Recorded data
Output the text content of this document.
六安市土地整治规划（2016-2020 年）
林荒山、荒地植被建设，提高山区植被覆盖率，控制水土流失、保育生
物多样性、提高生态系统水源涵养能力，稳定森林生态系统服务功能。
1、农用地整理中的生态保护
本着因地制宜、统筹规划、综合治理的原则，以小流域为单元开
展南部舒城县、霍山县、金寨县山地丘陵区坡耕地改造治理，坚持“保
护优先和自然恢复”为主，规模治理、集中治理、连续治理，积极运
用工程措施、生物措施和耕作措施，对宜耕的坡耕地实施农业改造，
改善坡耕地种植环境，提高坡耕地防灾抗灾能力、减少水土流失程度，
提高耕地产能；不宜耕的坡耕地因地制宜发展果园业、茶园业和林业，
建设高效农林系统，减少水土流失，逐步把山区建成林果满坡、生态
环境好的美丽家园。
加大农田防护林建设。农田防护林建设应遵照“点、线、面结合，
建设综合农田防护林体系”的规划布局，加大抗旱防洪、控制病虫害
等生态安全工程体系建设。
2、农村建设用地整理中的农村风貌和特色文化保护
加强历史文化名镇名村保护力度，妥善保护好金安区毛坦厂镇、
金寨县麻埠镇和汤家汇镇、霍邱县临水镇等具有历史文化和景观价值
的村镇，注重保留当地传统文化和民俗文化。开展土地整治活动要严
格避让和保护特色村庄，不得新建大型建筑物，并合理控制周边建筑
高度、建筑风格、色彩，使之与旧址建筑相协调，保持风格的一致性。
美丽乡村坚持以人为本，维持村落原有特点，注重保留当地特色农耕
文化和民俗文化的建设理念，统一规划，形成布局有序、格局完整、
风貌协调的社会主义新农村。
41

Exercise description
Retype all of the entries precisely as they are.

Result of the exercise
Output the text content of this document.
六安市土地整治规划（2016-2020 年）
林荒山、荒地植被建设，提高山区植被覆盖率，控制水土流失、保育生
物多样性、提高生态系统水源涵养能力，稳定森林生态系统服务功能。
1、农用地整理中的生态保护
本着因地制宜、统筹规划、综合治理的原则，以小流域为单元开
展南部舒城县、霍山县、金寨县山地丘陵区坡耕地改造治理，坚持“保
护优先和自然恢复”为主，规模治理、集中治理、连续治理，积极运
用工程措施、生物措施和耕作措施，对宜耕的坡耕地实施农业改造，
改善坡耕地种植环境，提高坡耕地防灾抗灾能力、减少水土流失程度，
提高耕地产能；不宜耕的坡耕地因地制宜发展果园业、茶园业和林业，
建设高效农林系统，减少水土流失，逐步把山区建成林果满坡、生态
环境好的美丽家园。
加大农田防护林建设。农田防护林建设应遵照“点、线、面结合，
建设综合农田防护林体系”的规划布局，加大抗旱防洪、控制病虫害
等生态安全工程体系建设。
2、农村建设用地整理中的农村风貌和特色文化保护
加强历史文化名镇名村保护力度，妥善保护好金安区毛坦厂镇、
金寨县麻埠镇和汤家汇镇、霍邱县临水镇等具有历史文化和景观价值
的村镇，注重保留当地传统文化和民俗文化。开展土地整治活动要严
格避让和保护特色村庄，不得新建大型建筑物，并合理控制周边建筑
高度、建筑风格、色彩，使之与旧址建筑相协调，保持风格的一致性。
美丽乡村坚持以人为本，维持村落原有特点，注重保留当地特色农耕
文化和民俗文化的建设理念，统一规划，形成布局有序、格局完整、
风貌协调的社会主义新农村。
41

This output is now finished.